• [抜粋]

------------------------------------------------------------------------

クリスチャンでなくてもお分かりだと思いますが、私たちは皆、人に好かれたい者です。誇りを持って、恥を避けたいです。「格好好い人」に好かれたいと思います。その中で「世間」はその「常識」で私たちの生き方を型に嵌めようとします。「好かれる」という「飴」と「恥」という「鞭」でそっと導きます。例えば学校で、会社で人の噂話を聞き入れたり言ったりするように、あるいは嘘をつくように。そしていつの間にか、世間が私たちクリスチャンの中心の福音をも影響してしまいます。好かれるために、私たちは「十字架につけられたキリスト」の良い噂について黙ります。クリスチャンだと知られたら、クリスチャンは楽しくて仲間がいることを前面に出したいかもしれません。しかし、そうすると、私たち自身も福音を薄らとしか掴められず、その分、私たちも永遠の喜びを確信できずに歩んでしまいます。

------------------------------------------------------------------------

• [データ一覧]
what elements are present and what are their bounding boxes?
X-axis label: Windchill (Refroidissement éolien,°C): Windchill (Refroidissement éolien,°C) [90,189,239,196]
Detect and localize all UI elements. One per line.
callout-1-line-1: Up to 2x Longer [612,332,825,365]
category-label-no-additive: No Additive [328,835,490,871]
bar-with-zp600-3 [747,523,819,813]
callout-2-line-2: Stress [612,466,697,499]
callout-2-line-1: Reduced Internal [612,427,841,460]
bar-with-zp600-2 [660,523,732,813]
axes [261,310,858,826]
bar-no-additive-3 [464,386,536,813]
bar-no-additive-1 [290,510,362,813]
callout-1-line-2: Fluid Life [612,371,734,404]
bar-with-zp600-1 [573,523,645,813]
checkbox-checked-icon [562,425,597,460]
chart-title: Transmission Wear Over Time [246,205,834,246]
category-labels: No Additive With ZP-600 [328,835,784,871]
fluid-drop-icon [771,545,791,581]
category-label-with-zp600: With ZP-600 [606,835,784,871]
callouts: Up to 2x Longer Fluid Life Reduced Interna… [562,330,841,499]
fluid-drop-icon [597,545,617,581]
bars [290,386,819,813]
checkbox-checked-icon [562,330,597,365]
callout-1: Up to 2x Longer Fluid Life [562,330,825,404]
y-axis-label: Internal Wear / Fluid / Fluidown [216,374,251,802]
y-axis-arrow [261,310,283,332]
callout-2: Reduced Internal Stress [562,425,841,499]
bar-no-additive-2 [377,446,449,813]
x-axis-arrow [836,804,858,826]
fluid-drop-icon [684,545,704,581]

------------------------------------------------------------------------

• [依頼事項]
[a] 抜粋から、「クリスチャンでなくてもお分か」で始まり「信できずに歩んでしまいます。」まで続く部分を、一字も変えずに書き写してください。
[b] 抜粋によれば、世間が私たちの生き方を導くのに使う「飴」とは何か。

• [回答]
[a]
クリスチャンでなくてもお分かりだと思いますが、私たちは皆、人に好かれたい者です。誇りを持って、恥を避けたいです。「格好好い人」に好かれたいと思います。その中で「世間」はその「常識」で私たちの生き方を型に嵌めようとします。「好かれる」という「飴」と「恥」という「鞭」でそっと導きます。例えば学校で、会社で人の噂話を聞き入れたり言ったりするように、あるいは嘘をつくように。そしていつの間にか、世間が私たちクリスチャンの中心の福音をも影響してしまいます。好かれるために、私たちは「十字架につけられたキリスト」の良い噂について黙ります。クリスチャンだと知られたら、クリスチャンは楽しくて仲間がいることを前面に出したいかもしれません。しかし、そうすると、私たち自身も福音を薄らとしか掴められず、その分、私たちも永遠の喜びを確信できずに歩んでしまいます。

[b] 「好かれる」ということ。